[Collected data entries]
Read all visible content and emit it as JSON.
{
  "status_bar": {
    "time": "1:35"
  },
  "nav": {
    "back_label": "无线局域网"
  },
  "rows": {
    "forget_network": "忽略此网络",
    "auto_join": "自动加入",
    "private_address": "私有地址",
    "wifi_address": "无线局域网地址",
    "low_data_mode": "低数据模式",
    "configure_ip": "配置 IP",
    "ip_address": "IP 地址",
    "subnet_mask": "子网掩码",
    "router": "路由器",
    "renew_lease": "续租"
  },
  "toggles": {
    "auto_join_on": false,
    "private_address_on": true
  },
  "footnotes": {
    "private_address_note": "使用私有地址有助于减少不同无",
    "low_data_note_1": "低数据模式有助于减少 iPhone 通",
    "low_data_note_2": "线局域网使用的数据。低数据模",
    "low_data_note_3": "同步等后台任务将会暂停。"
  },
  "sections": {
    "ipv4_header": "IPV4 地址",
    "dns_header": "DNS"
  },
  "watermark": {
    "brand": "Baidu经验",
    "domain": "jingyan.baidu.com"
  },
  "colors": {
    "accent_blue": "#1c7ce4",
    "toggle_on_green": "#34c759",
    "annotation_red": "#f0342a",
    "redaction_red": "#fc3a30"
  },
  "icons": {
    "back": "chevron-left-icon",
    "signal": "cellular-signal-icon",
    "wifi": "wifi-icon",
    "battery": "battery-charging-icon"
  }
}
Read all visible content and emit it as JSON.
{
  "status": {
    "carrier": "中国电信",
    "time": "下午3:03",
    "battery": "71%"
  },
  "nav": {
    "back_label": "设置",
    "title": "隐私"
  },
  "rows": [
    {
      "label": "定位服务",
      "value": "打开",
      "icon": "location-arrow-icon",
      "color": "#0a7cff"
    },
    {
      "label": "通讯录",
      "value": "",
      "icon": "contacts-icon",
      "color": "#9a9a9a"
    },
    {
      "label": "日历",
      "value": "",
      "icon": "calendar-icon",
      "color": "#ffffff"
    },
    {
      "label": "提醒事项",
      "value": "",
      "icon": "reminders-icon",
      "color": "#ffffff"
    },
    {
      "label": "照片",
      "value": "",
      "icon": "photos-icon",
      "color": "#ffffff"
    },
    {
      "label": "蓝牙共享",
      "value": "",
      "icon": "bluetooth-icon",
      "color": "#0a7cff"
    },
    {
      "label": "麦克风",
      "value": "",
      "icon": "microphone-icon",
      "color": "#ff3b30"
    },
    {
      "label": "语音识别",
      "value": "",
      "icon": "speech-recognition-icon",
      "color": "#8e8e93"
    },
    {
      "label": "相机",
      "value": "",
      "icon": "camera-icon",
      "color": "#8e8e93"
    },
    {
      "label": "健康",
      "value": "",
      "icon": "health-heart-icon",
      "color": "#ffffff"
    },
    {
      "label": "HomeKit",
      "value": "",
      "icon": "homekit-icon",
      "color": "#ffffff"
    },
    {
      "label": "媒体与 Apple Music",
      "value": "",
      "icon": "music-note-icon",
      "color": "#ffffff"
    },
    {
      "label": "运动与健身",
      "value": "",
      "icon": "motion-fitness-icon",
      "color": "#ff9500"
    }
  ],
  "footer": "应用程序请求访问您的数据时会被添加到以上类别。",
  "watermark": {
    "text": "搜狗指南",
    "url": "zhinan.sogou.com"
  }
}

> **Exercise description**: Repeat all the entries word for word.

> **Task answer**:
Read all visible content and emit it as JSON.
{
  "status_bar": {
    "time": "1:35"
  },
  "nav": {
    "back_label": "无线局域网"
  },
  "rows": {
    "forget_network": "忽略此网络",
    "auto_join": "自动加入",
    "private_address": "私有地址",
    "wifi_address": "无线局域网地址",
    "low_data_mode": "低数据模式",
    "configure_ip": "配置 IP",
    "ip_address": "IP 地址",
    "subnet_mask": "子网掩码",
    "router": "路由器",
    "renew_lease": "续租"
  },
  "toggles": {
    "auto_join_on": false,
    "private_address_on": true
  },
  "footnotes": {
    "private_address_note": "使用私有地址有助于减少不同无",
    "low_data_note_1": "低数据模式有助于减少 iPhone 通",
    "low_data_note_2": "线局域网使用的数据。低数据模",
    "low_data_note_3": "同步等后台任务将会暂停。"
  },
  "sections": {
    "ipv4_header": "IPV4 地址",
    "dns_header": "DNS"
  },
  "watermark": {
    "brand": "Baidu经验",
    "domain": "jingyan.baidu.com"
  },
  "colors": {
    "accent_blue": "#1c7ce4",
    "toggle_on_green": "#34c759",
    "annotation_red": "#f0342a",
    "redaction_red": "#fc3a30"
  },
  "icons": {
    "back": "chevron-left-icon",
    "signal": "cellular-signal-icon",
    "wifi": "wifi-icon",
    "battery": "battery-charging-icon"
  }
}
Read all visible content and emit it as JSON.
{
  "status": {
    "carrier": "中国电信",
    "time": "下午3:03",
    "battery": "71%"
  },
  "nav": {
    "back_label": "设置",
    "title": "隐私"
  },
  "rows": [
    {
      "label": "定位服务",
      "value": "打开",
      "icon": "location-arrow-icon",
      "color": "#0a7cff"
    },
    {
      "label": "通讯录",
      "value": "",
      "icon": "contacts-icon",
      "color": "#9a9a9a"
    },
    {
      "label": "日历",
      "value": "",
      "icon": "calendar-icon",
      "color": "#ffffff"
    },
    {
      "label": "提醒事项",
      "value": "",
      "icon": "reminders-icon",
      "color": "#ffffff"
    },
    {
      "label": "照片",
      "value": "",
      "icon": "photos-icon",
      "color": "#ffffff"
    },
    {
      "label": "蓝牙共享",
      "value": "",
      "icon": "bluetooth-icon",
      "color": "#0a7cff"
    },
    {
      "label": "麦克风",
      "value": "",
      "icon": "microphone-icon",
      "color": "#ff3b30"
    },
    {
      "label": "语音识别",
      "value": "",
      "icon": "speech-recognition-icon",
      "color": "#8e8e93"
    },
    {
      "label": "相机",
      "value": "",
      "icon": "camera-icon",
      "color": "#8e8e93"
    },
    {
      "label": "健康",
      "value": "",
      "icon": "health-heart-icon",
      "color": "#ffffff"
    },
    {
      "label": "HomeKit",
      "value": "",
      "icon": "homekit-icon",
      "color": "#ffffff"
    },
    {
      "label": "媒体与 Apple Music",
      "value": "",
      "icon": "music-note-icon",
      "color": "#ffffff"
    },
    {
      "label": "运动与健身",
      "value": "",
      "icon": "motion-fitness-icon",
      "color": "#ff9500"
    }
  ],
  "footer": "应用程序请求访问您的数据时会被添加到以上类别。",
  "watermark": {
    "text": "搜狗指南",
    "url": "zhinan.sogou.com"
  }
}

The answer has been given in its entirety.